▸ DO THIS
Check each line of the material below for the string "평균단가", then report how many lines have it, and nothing else.

▸ MATERIAL FOR THE TASK
☆ ☆ ☆ ☆
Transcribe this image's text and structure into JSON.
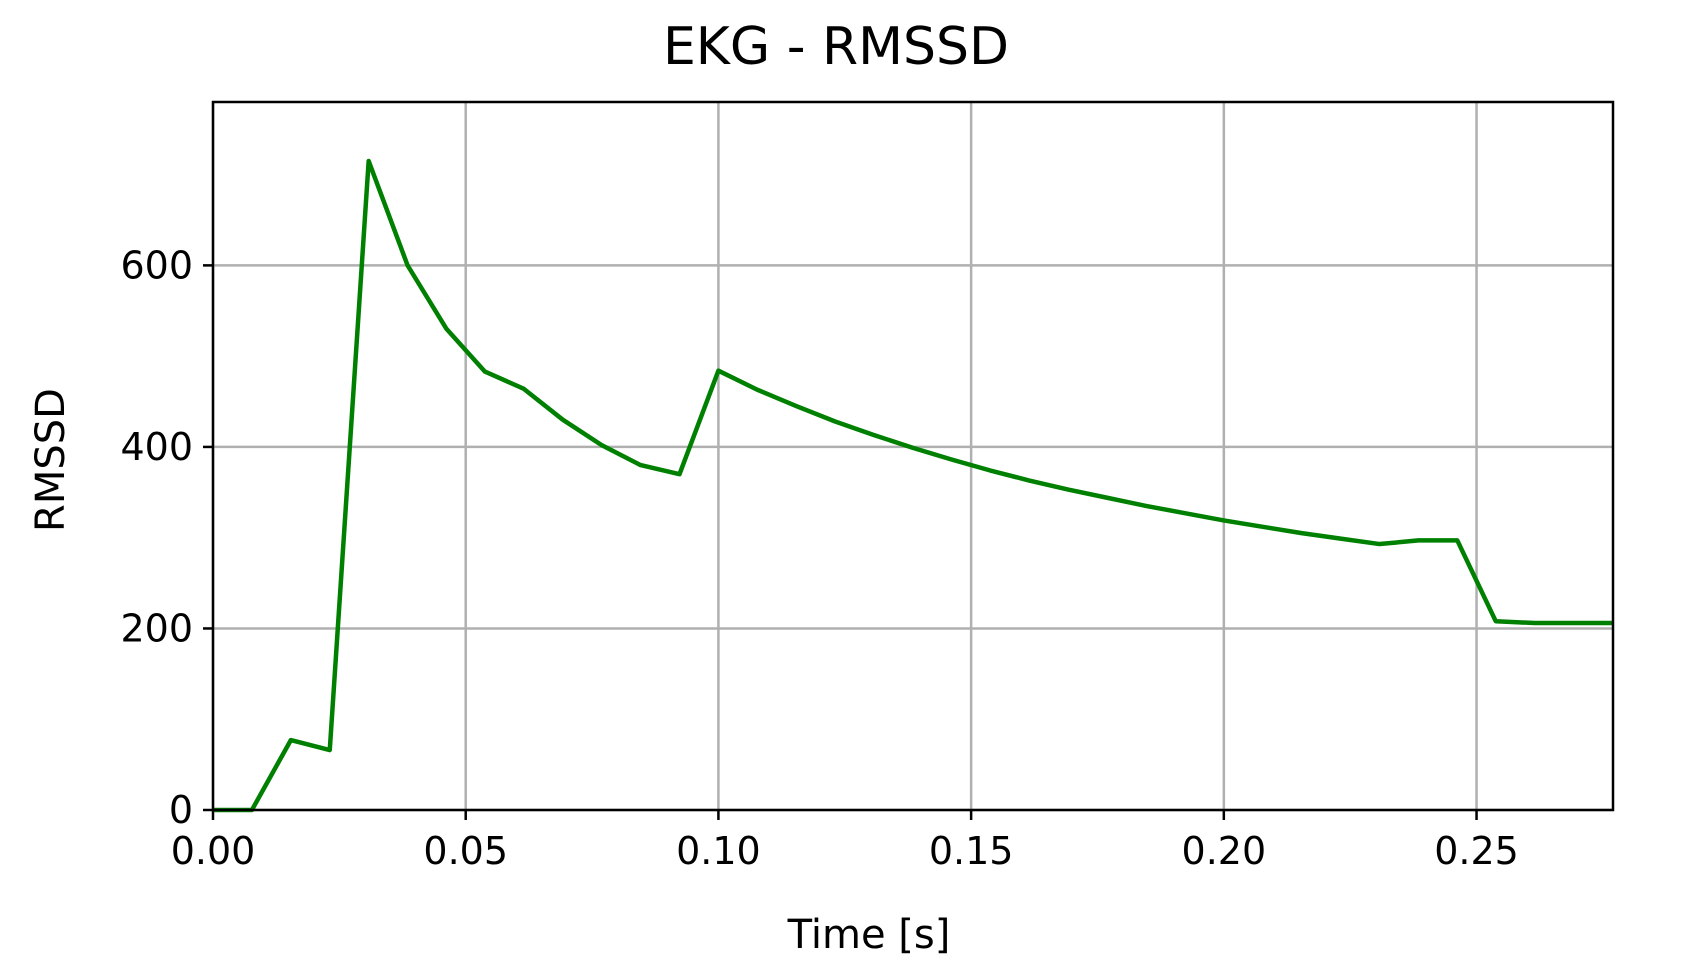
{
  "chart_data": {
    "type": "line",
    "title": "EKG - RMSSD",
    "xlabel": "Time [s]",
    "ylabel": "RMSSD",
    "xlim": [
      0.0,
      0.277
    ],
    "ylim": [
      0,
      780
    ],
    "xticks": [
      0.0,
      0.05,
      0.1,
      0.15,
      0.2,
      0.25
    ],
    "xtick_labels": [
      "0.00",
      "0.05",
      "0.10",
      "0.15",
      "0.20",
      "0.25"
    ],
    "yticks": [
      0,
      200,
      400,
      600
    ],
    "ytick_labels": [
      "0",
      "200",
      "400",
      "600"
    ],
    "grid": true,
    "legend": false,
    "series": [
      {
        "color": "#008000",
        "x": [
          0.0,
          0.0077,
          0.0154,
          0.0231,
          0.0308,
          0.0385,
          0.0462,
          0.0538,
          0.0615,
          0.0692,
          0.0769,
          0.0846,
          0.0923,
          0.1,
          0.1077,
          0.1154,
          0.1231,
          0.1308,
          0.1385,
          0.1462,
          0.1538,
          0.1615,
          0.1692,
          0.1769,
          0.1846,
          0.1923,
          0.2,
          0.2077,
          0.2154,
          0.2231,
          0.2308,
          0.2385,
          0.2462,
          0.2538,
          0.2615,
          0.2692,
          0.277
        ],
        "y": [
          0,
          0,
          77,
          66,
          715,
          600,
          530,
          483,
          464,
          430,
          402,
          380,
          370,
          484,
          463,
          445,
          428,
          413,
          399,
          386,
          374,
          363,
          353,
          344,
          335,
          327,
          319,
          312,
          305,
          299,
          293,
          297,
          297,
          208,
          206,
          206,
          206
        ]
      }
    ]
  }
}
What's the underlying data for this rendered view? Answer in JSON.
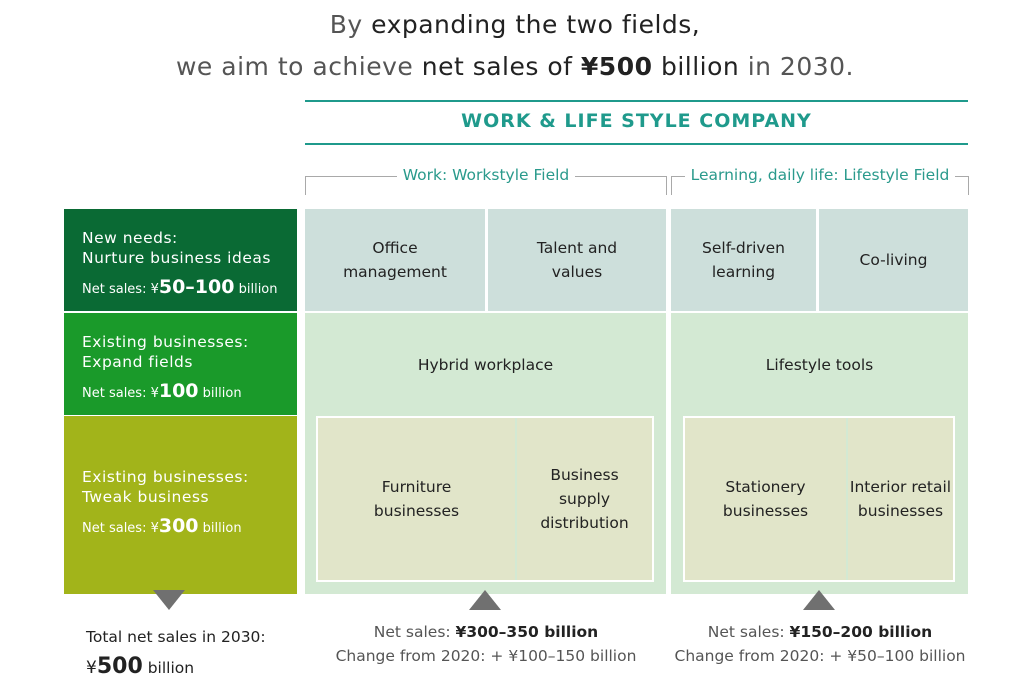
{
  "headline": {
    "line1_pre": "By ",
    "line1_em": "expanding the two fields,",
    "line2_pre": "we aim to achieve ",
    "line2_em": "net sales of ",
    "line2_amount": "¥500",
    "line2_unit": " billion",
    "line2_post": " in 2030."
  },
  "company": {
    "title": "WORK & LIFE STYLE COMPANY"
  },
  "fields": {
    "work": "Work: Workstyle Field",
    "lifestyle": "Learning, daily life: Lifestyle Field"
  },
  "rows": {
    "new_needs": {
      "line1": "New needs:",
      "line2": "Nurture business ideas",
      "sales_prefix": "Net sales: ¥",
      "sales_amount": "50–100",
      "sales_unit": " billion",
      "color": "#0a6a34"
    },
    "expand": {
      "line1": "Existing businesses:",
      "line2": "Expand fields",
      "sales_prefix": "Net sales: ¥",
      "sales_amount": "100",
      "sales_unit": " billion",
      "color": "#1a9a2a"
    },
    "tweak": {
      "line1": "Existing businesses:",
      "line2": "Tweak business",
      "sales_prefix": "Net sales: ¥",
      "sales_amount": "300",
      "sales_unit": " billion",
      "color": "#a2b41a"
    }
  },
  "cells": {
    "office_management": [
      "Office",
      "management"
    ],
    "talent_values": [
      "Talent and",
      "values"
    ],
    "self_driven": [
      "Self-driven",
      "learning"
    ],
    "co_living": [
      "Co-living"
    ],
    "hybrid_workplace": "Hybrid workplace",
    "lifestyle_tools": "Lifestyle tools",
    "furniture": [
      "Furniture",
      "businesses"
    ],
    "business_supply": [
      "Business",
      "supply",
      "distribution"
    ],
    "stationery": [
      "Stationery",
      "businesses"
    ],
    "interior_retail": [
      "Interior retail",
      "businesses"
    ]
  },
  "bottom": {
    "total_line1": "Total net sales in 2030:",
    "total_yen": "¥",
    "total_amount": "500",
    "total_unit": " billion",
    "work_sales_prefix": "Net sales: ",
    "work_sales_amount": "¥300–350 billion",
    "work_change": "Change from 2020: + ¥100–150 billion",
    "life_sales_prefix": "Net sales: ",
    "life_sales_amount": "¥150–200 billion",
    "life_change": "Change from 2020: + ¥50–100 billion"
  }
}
☆ ☆ ☆ ☆
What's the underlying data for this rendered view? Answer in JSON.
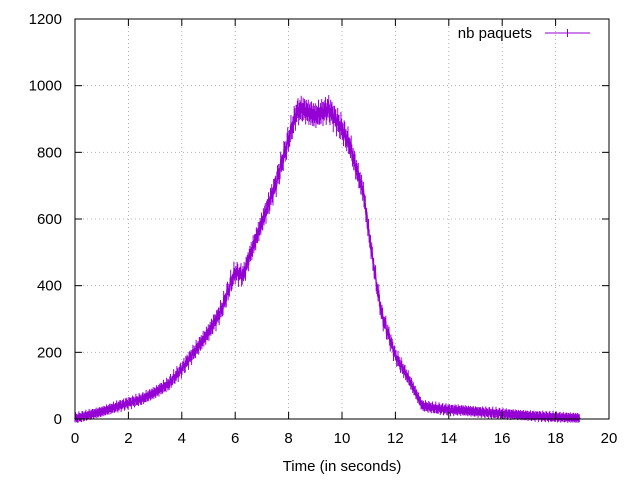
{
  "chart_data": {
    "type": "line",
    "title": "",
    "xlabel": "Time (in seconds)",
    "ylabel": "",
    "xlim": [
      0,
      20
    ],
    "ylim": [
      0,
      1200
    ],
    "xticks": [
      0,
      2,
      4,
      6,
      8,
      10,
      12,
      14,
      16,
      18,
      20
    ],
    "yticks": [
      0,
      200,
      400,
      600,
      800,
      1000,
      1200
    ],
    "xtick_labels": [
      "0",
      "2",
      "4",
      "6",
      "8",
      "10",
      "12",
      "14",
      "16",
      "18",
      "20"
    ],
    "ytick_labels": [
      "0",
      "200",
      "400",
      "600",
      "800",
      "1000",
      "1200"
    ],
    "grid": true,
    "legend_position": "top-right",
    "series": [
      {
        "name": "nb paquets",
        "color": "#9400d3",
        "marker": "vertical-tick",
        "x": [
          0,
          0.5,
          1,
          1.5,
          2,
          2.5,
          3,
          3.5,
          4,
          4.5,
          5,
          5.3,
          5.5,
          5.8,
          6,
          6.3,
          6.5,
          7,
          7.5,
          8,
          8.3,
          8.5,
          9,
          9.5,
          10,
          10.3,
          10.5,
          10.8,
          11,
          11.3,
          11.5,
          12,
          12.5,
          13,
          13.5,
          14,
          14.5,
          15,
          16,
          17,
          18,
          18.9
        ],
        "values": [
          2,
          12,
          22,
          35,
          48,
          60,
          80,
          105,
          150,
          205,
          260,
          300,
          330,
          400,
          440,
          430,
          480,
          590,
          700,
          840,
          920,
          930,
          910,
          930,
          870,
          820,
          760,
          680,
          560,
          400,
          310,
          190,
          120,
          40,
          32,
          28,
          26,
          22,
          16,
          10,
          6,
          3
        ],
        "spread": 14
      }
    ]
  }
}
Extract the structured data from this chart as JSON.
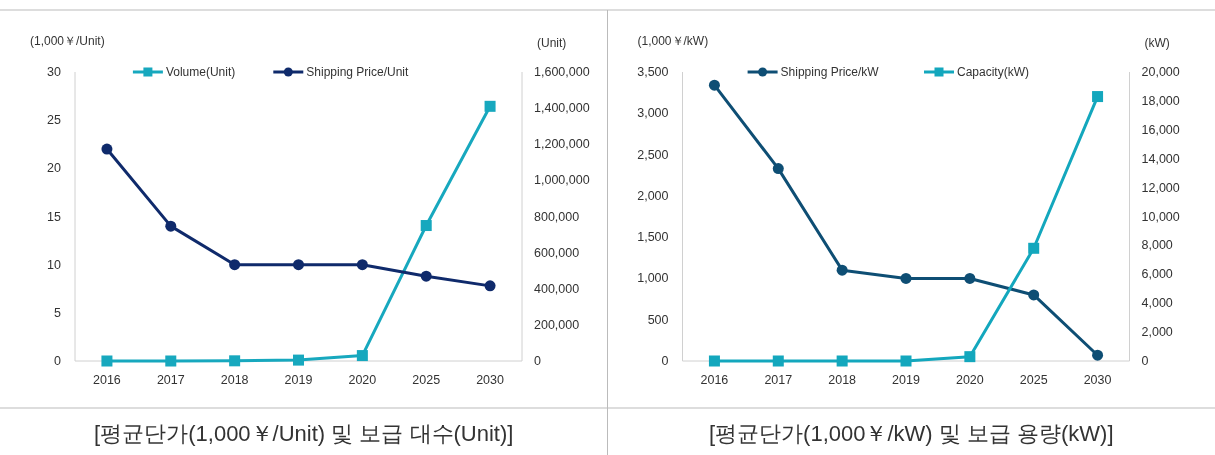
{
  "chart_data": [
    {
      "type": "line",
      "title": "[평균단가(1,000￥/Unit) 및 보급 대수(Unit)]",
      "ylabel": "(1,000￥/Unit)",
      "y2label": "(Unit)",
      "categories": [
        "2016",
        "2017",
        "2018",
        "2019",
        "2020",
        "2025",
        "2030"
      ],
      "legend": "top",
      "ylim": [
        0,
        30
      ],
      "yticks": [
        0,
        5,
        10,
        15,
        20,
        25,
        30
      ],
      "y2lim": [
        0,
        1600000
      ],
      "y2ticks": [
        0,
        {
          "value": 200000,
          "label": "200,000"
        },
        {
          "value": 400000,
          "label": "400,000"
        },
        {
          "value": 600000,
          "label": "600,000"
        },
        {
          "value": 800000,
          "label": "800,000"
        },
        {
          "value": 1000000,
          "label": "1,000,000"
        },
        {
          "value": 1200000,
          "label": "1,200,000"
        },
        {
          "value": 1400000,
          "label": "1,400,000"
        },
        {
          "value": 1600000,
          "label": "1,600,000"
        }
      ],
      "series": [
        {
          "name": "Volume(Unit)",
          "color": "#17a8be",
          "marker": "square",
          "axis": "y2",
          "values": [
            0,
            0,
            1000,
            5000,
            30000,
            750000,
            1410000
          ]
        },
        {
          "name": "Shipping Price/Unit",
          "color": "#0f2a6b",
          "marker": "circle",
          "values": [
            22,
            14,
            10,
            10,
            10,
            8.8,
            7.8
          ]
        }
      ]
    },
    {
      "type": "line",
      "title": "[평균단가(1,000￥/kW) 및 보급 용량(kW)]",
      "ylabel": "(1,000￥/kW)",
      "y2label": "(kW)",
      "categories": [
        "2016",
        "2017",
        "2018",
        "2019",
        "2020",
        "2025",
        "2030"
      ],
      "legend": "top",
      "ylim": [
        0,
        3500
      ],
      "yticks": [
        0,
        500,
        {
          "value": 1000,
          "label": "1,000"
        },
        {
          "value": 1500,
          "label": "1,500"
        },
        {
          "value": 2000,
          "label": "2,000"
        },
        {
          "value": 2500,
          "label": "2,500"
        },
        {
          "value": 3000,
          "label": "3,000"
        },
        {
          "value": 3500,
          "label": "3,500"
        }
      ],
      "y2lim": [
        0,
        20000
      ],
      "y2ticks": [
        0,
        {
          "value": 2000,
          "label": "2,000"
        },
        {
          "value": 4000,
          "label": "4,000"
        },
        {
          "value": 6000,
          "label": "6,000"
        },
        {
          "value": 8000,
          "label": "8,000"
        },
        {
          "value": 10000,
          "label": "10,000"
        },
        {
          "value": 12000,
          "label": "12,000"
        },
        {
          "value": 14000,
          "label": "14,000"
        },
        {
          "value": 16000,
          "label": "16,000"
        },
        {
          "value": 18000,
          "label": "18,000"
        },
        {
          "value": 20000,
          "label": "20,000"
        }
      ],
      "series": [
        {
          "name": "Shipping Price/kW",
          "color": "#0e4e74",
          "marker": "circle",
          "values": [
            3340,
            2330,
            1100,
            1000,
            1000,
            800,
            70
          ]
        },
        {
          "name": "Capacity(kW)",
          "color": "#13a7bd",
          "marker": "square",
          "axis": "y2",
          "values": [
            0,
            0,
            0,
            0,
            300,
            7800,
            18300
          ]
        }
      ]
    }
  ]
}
☆ ☆ ☆ ☆
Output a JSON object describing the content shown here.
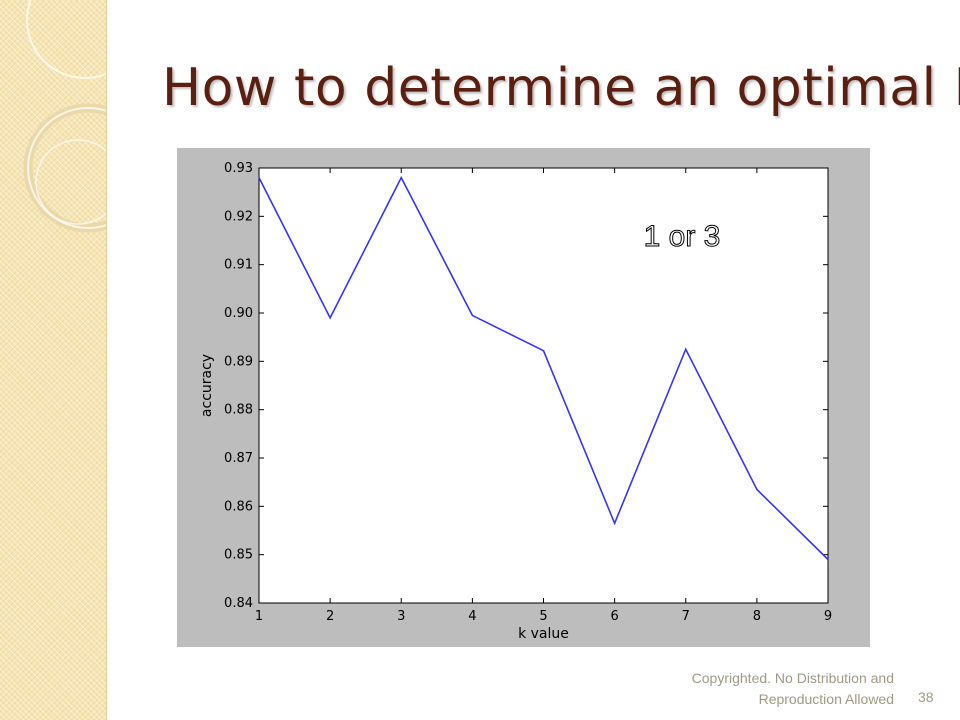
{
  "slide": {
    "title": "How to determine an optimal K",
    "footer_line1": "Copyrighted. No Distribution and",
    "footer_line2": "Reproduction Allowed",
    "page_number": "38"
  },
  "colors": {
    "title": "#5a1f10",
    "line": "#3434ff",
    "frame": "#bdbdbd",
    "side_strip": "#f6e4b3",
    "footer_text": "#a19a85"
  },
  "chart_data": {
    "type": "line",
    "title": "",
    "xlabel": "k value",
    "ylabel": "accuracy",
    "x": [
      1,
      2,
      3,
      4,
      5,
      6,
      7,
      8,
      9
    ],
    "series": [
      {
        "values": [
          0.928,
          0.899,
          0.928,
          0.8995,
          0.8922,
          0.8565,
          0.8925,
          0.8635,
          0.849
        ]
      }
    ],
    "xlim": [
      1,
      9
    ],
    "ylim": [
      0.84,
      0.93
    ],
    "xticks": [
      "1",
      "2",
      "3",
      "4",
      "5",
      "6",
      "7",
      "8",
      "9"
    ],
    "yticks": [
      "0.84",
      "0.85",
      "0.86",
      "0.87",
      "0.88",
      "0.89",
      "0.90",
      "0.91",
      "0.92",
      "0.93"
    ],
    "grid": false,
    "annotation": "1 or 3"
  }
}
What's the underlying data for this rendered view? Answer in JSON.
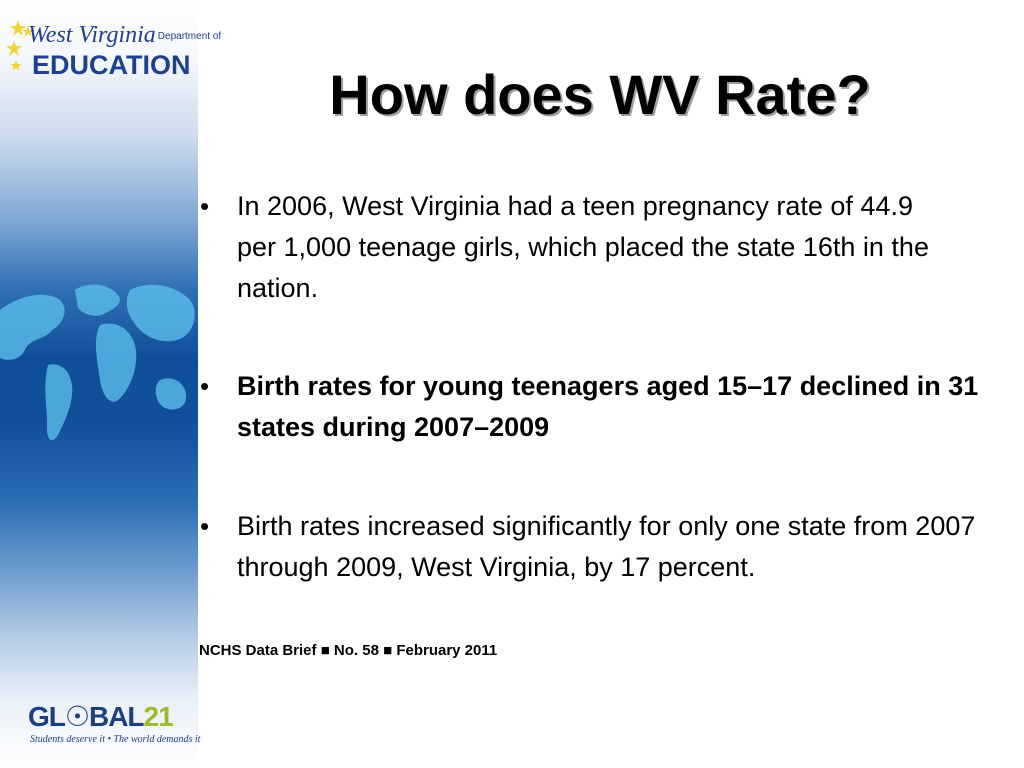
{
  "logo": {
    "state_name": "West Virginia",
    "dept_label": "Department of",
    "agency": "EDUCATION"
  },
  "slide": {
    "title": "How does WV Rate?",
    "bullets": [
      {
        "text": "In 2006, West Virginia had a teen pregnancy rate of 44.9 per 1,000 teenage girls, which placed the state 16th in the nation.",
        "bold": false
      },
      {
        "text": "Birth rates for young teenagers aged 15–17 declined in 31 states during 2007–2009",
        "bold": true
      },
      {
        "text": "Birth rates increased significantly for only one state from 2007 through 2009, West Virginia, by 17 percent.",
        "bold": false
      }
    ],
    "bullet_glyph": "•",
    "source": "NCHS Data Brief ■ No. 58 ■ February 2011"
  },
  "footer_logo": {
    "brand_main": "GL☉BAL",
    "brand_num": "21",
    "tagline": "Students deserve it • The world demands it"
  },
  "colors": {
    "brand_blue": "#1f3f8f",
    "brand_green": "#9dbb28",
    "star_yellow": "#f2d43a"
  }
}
☆ ☆ ☆ ☆
▸ COMPLETED EXERCISE
2